> **Work to complete**
Every line below must be reproduced exactly. Copy them all.

> **Dataset content**
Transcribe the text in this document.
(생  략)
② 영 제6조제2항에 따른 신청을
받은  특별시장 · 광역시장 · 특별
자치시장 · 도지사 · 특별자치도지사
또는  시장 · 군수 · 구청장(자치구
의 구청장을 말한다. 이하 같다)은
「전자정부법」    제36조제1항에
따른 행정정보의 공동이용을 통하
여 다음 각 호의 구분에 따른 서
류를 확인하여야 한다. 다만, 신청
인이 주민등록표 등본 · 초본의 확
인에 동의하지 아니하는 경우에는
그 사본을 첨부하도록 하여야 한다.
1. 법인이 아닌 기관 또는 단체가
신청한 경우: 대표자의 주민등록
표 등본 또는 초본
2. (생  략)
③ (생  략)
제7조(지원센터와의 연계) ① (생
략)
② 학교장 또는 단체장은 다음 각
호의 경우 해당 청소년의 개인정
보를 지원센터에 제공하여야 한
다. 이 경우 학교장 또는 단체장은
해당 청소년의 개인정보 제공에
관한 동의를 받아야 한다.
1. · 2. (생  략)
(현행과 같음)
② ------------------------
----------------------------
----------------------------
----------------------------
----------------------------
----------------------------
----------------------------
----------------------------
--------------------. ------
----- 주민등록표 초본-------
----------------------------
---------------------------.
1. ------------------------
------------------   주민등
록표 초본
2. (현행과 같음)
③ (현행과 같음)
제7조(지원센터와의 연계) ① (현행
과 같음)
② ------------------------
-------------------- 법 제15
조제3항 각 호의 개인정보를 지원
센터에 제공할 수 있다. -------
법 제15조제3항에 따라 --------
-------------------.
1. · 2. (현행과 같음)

> **Answer to this exercise**
Transcribe the text in this document.
(생  략)
② 영 제6조제2항에 따른 신청을
받은  특별시장 · 광역시장 · 특별
자치시장 · 도지사 · 특별자치도지사
또는  시장 · 군수 · 구청장(자치구
의 구청장을 말한다. 이하 같다)은
「전자정부법」    제36조제1항에
따른 행정정보의 공동이용을 통하
여 다음 각 호의 구분에 따른 서
류를 확인하여야 한다. 다만, 신청
인이 주민등록표 등본 · 초본의 확
인에 동의하지 아니하는 경우에는
그 사본을 첨부하도록 하여야 한다.
1. 법인이 아닌 기관 또는 단체가
신청한 경우: 대표자의 주민등록
표 등본 또는 초본
2. (생  략)
③ (생  략)
제7조(지원센터와의 연계) ① (생
략)
② 학교장 또는 단체장은 다음 각
호의 경우 해당 청소년의 개인정
보를 지원센터에 제공하여야 한
다. 이 경우 학교장 또는 단체장은
해당 청소년의 개인정보 제공에
관한 동의를 받아야 한다.
1. · 2. (생  략)
(현행과 같음)
② ------------------------
----------------------------
----------------------------
----------------------------
----------------------------
----------------------------
----------------------------
----------------------------
--------------------. ------
----- 주민등록표 초본-------
----------------------------
---------------------------.
1. ------------------------
------------------   주민등
록표 초본
2. (현행과 같음)
③ (현행과 같음)
제7조(지원센터와의 연계) ① (현행
과 같음)
② ------------------------
-------------------- 법 제15
조제3항 각 호의 개인정보를 지원
센터에 제공할 수 있다. -------
법 제15조제3항에 따라 --------
-------------------.
1. · 2. (현행과 같음)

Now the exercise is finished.